# Aim:
Nothing in the data should change when you return it, but leave the pictures out.

Data entries:
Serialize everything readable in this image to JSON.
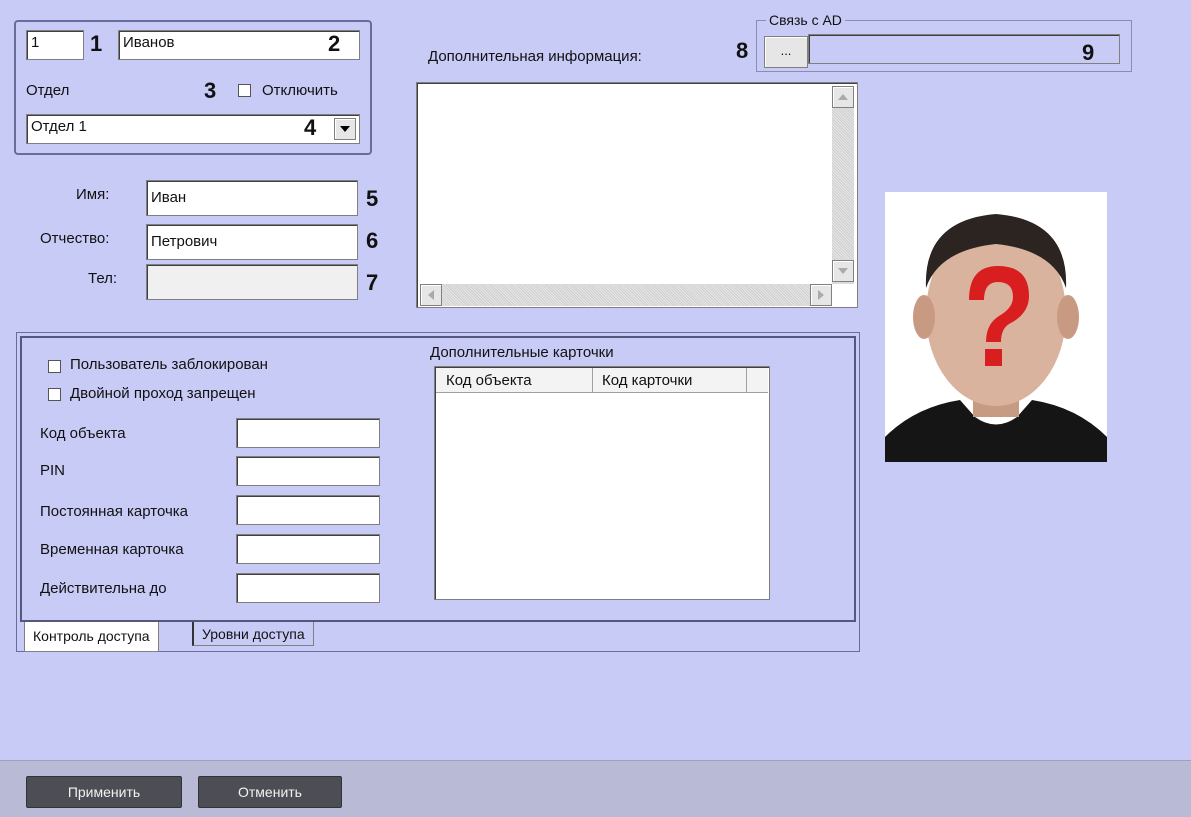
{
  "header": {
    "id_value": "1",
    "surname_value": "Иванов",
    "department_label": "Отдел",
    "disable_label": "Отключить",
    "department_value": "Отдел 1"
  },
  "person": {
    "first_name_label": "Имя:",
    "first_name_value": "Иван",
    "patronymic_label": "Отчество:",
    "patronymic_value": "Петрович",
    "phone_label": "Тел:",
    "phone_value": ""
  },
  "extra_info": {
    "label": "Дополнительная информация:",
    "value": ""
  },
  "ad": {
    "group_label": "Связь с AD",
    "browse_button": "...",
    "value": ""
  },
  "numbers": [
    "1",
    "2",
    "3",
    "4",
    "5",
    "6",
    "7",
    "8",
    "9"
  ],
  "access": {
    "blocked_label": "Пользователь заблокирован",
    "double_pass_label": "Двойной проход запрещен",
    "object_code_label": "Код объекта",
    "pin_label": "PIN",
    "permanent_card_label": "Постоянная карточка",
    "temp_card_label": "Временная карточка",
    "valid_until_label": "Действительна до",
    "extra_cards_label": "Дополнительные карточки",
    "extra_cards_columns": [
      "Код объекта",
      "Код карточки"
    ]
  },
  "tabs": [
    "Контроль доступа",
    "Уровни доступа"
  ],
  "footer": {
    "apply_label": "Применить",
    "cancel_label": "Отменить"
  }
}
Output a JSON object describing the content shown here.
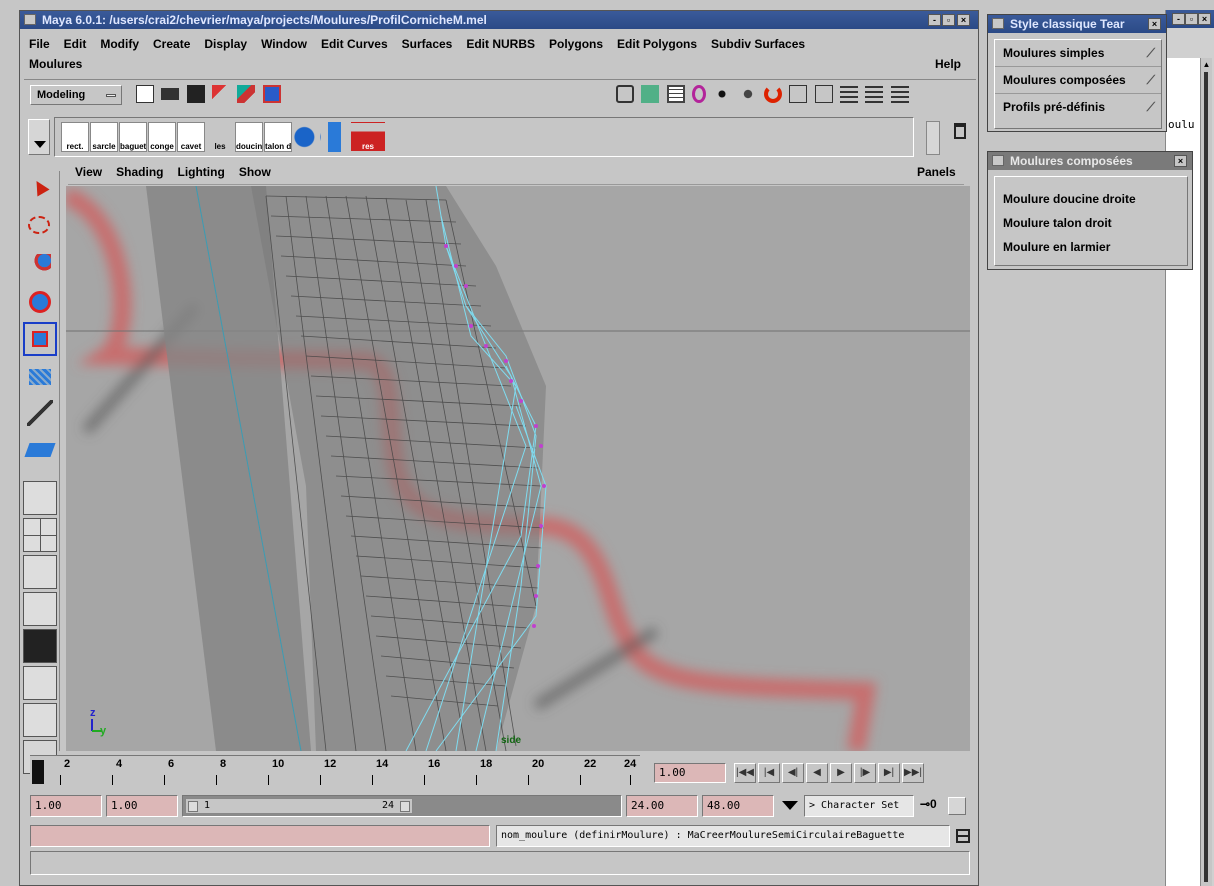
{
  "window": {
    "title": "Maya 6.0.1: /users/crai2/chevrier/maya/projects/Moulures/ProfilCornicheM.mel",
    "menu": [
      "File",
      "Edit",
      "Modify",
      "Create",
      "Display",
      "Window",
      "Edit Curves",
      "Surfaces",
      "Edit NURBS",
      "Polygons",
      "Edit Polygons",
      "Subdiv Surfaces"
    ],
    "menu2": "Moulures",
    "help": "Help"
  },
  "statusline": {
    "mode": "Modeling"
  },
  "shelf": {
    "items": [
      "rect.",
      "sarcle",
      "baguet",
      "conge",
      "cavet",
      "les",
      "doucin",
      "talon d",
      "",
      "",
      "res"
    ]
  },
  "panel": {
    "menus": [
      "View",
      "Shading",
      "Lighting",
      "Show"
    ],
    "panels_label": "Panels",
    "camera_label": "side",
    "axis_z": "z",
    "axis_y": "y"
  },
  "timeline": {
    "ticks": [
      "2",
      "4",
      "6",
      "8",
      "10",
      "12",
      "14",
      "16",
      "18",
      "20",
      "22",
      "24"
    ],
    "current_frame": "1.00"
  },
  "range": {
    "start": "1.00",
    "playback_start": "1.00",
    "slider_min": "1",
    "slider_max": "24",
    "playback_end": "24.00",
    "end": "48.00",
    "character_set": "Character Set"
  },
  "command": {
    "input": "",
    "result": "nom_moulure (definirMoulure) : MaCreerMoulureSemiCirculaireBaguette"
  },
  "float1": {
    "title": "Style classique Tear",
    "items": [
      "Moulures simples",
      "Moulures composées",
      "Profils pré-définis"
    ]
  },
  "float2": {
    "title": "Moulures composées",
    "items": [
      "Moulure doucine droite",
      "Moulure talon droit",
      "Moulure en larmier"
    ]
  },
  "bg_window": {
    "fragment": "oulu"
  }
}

# Result:
Serialize everything readable in this image to JSON.
{
  "header": {
    "id_value": "1",
    "surname_value": "Иванов",
    "department_label": "Отдел",
    "disable_label": "Отключить",
    "department_value": "Отдел 1"
  },
  "person": {
    "first_name_label": "Имя:",
    "first_name_value": "Иван",
    "patronymic_label": "Отчество:",
    "patronymic_value": "Петрович",
    "phone_label": "Тел:",
    "phone_value": ""
  },
  "extra_info": {
    "label": "Дополнительная информация:",
    "value": ""
  },
  "ad": {
    "group_label": "Связь с AD",
    "browse_button": "...",
    "value": ""
  },
  "numbers": [
    "1",
    "2",
    "3",
    "4",
    "5",
    "6",
    "7",
    "8",
    "9"
  ],
  "access": {
    "blocked_label": "Пользователь заблокирован",
    "double_pass_label": "Двойной проход запрещен",
    "object_code_label": "Код объекта",
    "pin_label": "PIN",
    "permanent_card_label": "Постоянная карточка",
    "temp_card_label": "Временная карточка",
    "valid_until_label": "Действительна до",
    "extra_cards_label": "Дополнительные карточки",
    "extra_cards_columns": [
      "Код объекта",
      "Код карточки"
    ]
  },
  "tabs": [
    "Контроль доступа",
    "Уровни доступа"
  ],
  "footer": {
    "apply_label": "Применить",
    "cancel_label": "Отменить"
  }
}
Output a JSON object describing the content shown here.
{
  "window": {
    "title": "Maya 6.0.1: /users/crai2/chevrier/maya/projects/Moulures/ProfilCornicheM.mel",
    "menu": [
      "File",
      "Edit",
      "Modify",
      "Create",
      "Display",
      "Window",
      "Edit Curves",
      "Surfaces",
      "Edit NURBS",
      "Polygons",
      "Edit Polygons",
      "Subdiv Surfaces"
    ],
    "menu2": "Moulures",
    "help": "Help"
  },
  "statusline": {
    "mode": "Modeling"
  },
  "shelf": {
    "items": [
      "rect.",
      "sarcle",
      "baguet",
      "conge",
      "cavet",
      "les",
      "doucin",
      "talon d",
      "",
      "",
      "res"
    ]
  },
  "panel": {
    "menus": [
      "View",
      "Shading",
      "Lighting",
      "Show"
    ],
    "panels_label": "Panels",
    "camera_label": "side",
    "axis_z": "z",
    "axis_y": "y"
  },
  "timeline": {
    "ticks": [
      "2",
      "4",
      "6",
      "8",
      "10",
      "12",
      "14",
      "16",
      "18",
      "20",
      "22",
      "24"
    ],
    "current_frame": "1.00"
  },
  "range": {
    "start": "1.00",
    "playback_start": "1.00",
    "slider_min": "1",
    "slider_max": "24",
    "playback_end": "24.00",
    "end": "48.00",
    "character_set": "Character Set"
  },
  "command": {
    "input": "",
    "result": "nom_moulure (definirMoulure) : MaCreerMoulureSemiCirculaireBaguette"
  },
  "float1": {
    "title": "Style classique Tear",
    "items": [
      "Moulures simples",
      "Moulures composées",
      "Profils pré-définis"
    ]
  },
  "float2": {
    "title": "Moulures composées",
    "items": [
      "Moulure doucine droite",
      "Moulure talon droit",
      "Moulure en larmier"
    ]
  },
  "bg_window": {
    "fragment": "oulu"
  }
}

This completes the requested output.